TASK REQUIREMENTS:
Reproduce the listing that follows with no differences at all.

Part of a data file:
===

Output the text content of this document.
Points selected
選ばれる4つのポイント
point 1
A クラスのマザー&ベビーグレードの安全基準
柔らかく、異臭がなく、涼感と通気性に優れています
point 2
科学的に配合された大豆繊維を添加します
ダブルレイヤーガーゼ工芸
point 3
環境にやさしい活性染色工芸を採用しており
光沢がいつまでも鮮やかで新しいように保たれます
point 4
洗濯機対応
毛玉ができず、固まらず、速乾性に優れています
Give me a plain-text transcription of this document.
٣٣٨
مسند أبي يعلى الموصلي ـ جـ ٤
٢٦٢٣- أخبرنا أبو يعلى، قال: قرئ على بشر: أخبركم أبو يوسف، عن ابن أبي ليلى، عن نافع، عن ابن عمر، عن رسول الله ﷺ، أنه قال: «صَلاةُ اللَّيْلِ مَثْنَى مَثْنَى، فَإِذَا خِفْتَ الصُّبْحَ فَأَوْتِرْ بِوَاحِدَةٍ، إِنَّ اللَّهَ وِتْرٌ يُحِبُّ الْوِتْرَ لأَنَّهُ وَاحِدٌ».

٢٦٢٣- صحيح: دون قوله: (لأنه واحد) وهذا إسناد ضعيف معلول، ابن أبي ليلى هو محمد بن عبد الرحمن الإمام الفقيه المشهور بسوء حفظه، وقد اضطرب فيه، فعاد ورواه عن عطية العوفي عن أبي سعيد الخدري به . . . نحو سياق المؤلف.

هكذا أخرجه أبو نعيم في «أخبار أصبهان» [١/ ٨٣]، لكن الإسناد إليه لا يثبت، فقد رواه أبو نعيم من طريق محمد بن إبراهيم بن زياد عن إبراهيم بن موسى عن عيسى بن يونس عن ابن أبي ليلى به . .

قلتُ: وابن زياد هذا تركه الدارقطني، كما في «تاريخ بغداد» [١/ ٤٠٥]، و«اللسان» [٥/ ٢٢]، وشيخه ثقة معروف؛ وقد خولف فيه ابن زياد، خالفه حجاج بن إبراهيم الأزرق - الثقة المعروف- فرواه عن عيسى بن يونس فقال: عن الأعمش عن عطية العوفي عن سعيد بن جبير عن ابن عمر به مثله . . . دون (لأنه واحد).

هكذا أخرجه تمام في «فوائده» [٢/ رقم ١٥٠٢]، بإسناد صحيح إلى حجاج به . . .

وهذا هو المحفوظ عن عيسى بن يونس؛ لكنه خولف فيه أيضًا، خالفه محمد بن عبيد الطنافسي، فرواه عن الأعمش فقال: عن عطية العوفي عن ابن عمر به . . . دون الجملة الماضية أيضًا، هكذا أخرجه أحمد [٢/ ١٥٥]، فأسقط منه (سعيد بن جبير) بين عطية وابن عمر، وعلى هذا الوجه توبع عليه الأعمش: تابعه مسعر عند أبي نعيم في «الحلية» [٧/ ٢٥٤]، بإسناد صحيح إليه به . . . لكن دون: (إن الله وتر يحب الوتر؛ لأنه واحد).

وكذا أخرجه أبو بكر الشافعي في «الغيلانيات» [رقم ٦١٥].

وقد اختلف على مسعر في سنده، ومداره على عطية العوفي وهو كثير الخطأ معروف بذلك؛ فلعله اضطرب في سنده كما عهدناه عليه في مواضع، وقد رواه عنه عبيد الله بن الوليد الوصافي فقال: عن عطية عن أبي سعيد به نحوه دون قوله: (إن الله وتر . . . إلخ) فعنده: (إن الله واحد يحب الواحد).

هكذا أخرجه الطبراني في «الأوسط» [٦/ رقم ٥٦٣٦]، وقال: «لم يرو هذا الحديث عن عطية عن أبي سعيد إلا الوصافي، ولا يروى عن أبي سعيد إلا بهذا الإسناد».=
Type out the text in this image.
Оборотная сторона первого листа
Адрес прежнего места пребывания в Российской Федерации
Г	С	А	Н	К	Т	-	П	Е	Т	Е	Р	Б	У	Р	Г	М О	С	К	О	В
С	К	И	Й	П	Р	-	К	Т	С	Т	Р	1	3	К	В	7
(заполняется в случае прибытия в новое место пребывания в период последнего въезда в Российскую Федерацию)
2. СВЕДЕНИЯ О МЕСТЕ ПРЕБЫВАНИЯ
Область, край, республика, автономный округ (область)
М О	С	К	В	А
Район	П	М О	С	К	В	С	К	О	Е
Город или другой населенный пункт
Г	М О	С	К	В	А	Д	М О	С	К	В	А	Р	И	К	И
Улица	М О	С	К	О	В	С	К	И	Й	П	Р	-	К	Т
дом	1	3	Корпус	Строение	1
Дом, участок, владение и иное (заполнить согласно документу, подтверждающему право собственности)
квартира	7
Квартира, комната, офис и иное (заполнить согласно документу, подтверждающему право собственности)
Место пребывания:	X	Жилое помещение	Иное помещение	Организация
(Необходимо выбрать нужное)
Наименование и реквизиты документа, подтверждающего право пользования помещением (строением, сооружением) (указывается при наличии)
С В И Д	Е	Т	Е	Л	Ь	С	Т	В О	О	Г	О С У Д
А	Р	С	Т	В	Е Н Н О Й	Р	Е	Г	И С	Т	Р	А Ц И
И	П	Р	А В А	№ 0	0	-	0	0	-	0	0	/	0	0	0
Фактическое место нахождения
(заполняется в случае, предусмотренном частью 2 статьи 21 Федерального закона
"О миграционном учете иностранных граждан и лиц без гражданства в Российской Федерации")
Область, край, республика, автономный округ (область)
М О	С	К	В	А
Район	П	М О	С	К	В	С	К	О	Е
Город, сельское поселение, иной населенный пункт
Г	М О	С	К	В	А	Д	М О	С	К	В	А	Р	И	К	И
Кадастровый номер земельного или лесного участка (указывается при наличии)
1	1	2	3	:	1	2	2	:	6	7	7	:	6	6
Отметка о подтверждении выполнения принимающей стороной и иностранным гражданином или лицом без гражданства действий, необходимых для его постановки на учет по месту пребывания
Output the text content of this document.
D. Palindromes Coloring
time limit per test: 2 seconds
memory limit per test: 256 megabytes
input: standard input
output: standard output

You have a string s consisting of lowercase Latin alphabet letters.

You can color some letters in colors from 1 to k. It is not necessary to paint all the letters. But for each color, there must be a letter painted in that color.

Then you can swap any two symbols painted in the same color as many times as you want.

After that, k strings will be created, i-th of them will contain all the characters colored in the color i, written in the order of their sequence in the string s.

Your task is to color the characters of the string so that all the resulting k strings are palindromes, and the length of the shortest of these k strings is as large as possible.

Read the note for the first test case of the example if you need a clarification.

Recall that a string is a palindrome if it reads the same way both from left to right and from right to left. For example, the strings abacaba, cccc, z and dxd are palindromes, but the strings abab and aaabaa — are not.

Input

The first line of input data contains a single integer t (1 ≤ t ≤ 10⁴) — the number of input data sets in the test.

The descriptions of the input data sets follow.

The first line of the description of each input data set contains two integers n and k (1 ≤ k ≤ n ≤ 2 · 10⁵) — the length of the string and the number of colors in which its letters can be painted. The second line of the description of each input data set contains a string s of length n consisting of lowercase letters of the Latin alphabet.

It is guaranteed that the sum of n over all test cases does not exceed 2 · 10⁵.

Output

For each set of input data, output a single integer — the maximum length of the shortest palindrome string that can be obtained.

===

EXERCISE SOLUTION:
Output the text content of this document.
Points selected
選ばれる4つのポイント
point 1
A クラスのマザー&ベビーグレードの安全基準
柔らかく、異臭がなく、涼感と通気性に優れています
point 2
科学的に配合された大豆繊維を添加します
ダブルレイヤーガーゼ工芸
point 3
環境にやさしい活性染色工芸を採用しており
光沢がいつまでも鮮やかで新しいように保たれます
point 4
洗濯機対応
毛玉ができず、固まらず、速乾性に優れています
Give me a plain-text transcription of this document.
٣٣٨
مسند أبي يعلى الموصلي ـ جـ ٤
٢٦٢٣- أخبرنا أبو يعلى، قال: قرئ على بشر: أخبركم أبو يوسف، عن ابن أبي ليلى، عن نافع، عن ابن عمر، عن رسول الله ﷺ، أنه قال: «صَلاةُ اللَّيْلِ مَثْنَى مَثْنَى، فَإِذَا خِفْتَ الصُّبْحَ فَأَوْتِرْ بِوَاحِدَةٍ، إِنَّ اللَّهَ وِتْرٌ يُحِبُّ الْوِتْرَ لأَنَّهُ وَاحِدٌ».

٢٦٢٣- صحيح: دون قوله: (لأنه واحد) وهذا إسناد ضعيف معلول، ابن أبي ليلى هو محمد بن عبد الرحمن الإمام الفقيه المشهور بسوء حفظه، وقد اضطرب فيه، فعاد ورواه عن عطية العوفي عن أبي سعيد الخدري به . . . نحو سياق المؤلف.

هكذا أخرجه أبو نعيم في «أخبار أصبهان» [١/ ٨٣]، لكن الإسناد إليه لا يثبت، فقد رواه أبو نعيم من طريق محمد بن إبراهيم بن زياد عن إبراهيم بن موسى عن عيسى بن يونس عن ابن أبي ليلى به . .

قلتُ: وابن زياد هذا تركه الدارقطني، كما في «تاريخ بغداد» [١/ ٤٠٥]، و«اللسان» [٥/ ٢٢]، وشيخه ثقة معروف؛ وقد خولف فيه ابن زياد، خالفه حجاج بن إبراهيم الأزرق - الثقة المعروف- فرواه عن عيسى بن يونس فقال: عن الأعمش عن عطية العوفي عن سعيد بن جبير عن ابن عمر به مثله . . . دون (لأنه واحد).

هكذا أخرجه تمام في «فوائده» [٢/ رقم ١٥٠٢]، بإسناد صحيح إلى حجاج به . . .

وهذا هو المحفوظ عن عيسى بن يونس؛ لكنه خولف فيه أيضًا، خالفه محمد بن عبيد الطنافسي، فرواه عن الأعمش فقال: عن عطية العوفي عن ابن عمر به . . . دون الجملة الماضية أيضًا، هكذا أخرجه أحمد [٢/ ١٥٥]، فأسقط منه (سعيد بن جبير) بين عطية وابن عمر، وعلى هذا الوجه توبع عليه الأعمش: تابعه مسعر عند أبي نعيم في «الحلية» [٧/ ٢٥٤]، بإسناد صحيح إليه به . . . لكن دون: (إن الله وتر يحب الوتر؛ لأنه واحد).

وكذا أخرجه أبو بكر الشافعي في «الغيلانيات» [رقم ٦١٥].

وقد اختلف على مسعر في سنده، ومداره على عطية العوفي وهو كثير الخطأ معروف بذلك؛ فلعله اضطرب في سنده كما عهدناه عليه في مواضع، وقد رواه عنه عبيد الله بن الوليد الوصافي فقال: عن عطية عن أبي سعيد به نحوه دون قوله: (إن الله وتر . . . إلخ) فعنده: (إن الله واحد يحب الواحد).

هكذا أخرجه الطبراني في «الأوسط» [٦/ رقم ٥٦٣٦]، وقال: «لم يرو هذا الحديث عن عطية عن أبي سعيد إلا الوصافي، ولا يروى عن أبي سعيد إلا بهذا الإسناد».=
Type out the text in this image.
Оборотная сторона первого листа
Адрес прежнего места пребывания в Российской Федерации
Г	С	А	Н	К	Т	-	П	Е	Т	Е	Р	Б	У	Р	Г	М О	С	К	О	В
С	К	И	Й	П	Р	-	К	Т	С	Т	Р	1	3	К	В	7
(заполняется в случае прибытия в новое место пребывания в период последнего въезда в Российскую Федерацию)
2. СВЕДЕНИЯ О МЕСТЕ ПРЕБЫВАНИЯ
Область, край, республика, автономный округ (область)
М О	С	К	В	А
Район	П	М О	С	К	В	С	К	О	Е
Город или другой населенный пункт
Г	М О	С	К	В	А	Д	М О	С	К	В	А	Р	И	К	И
Улица	М О	С	К	О	В	С	К	И	Й	П	Р	-	К	Т
дом	1	3	Корпус	Строение	1
Дом, участок, владение и иное (заполнить согласно документу, подтверждающему право собственности)
квартира	7
Квартира, комната, офис и иное (заполнить согласно документу, подтверждающему право собственности)
Место пребывания:	X	Жилое помещение	Иное помещение	Организация
(Необходимо выбрать нужное)
Наименование и реквизиты документа, подтверждающего право пользования помещением (строением, сооружением) (указывается при наличии)
С В И Д	Е	Т	Е	Л	Ь	С	Т	В О	О	Г	О С У Д
А	Р	С	Т	В	Е Н Н О Й	Р	Е	Г	И С	Т	Р	А Ц И
И	П	Р	А В А	№ 0	0	-	0	0	-	0	0	/	0	0	0
Фактическое место нахождения
(заполняется в случае, предусмотренном частью 2 статьи 21 Федерального закона
"О миграционном учете иностранных граждан и лиц без гражданства в Российской Федерации")
Область, край, республика, автономный округ (область)
М О	С	К	В	А
Район	П	М О	С	К	В	С	К	О	Е
Город, сельское поселение, иной населенный пункт
Г	М О	С	К	В	А	Д	М О	С	К	В	А	Р	И	К	И
Кадастровый номер земельного или лесного участка (указывается при наличии)
1	1	2	3	:	1	2	2	:	6	7	7	:	6	6
Отметка о подтверждении выполнения принимающей стороной и иностранным гражданином или лицом без гражданства действий, необходимых для его постановки на учет по месту пребывания
Output the text content of this document.
D. Palindromes Coloring
time limit per test: 2 seconds
memory limit per test: 256 megabytes
input: standard input
output: standard output

You have a string s consisting of lowercase Latin alphabet letters.

You can color some letters in colors from 1 to k. It is not necessary to paint all the letters. But for each color, there must be a letter painted in that color.

Then you can swap any two symbols painted in the same color as many times as you want.

After that, k strings will be created, i-th of them will contain all the characters colored in the color i, written in the order of their sequence in the string s.

Your task is to color the characters of the string so that all the resulting k strings are palindromes, and the length of the shortest of these k strings is as large as possible.

Read the note for the first test case of the example if you need a clarification.

Recall that a string is a palindrome if it reads the same way both from left to right and from right to left. For example, the strings abacaba, cccc, z and dxd are palindromes, but the strings abab and aaabaa — are not.

Input

The first line of input data contains a single integer t (1 ≤ t ≤ 10⁴) — the number of input data sets in the test.

The descriptions of the input data sets follow.

The first line of the description of each input data set contains two integers n and k (1 ≤ k ≤ n ≤ 2 · 10⁵) — the length of the string and the number of colors in which its letters can be painted. The second line of the description of each input data set contains a string s of length n consisting of lowercase letters of the Latin alphabet.

It is guaranteed that the sum of n over all test cases does not exceed 2 · 10⁵.

Output

For each set of input data, output a single integer — the maximum length of the shortest palindrome string that can be obtained.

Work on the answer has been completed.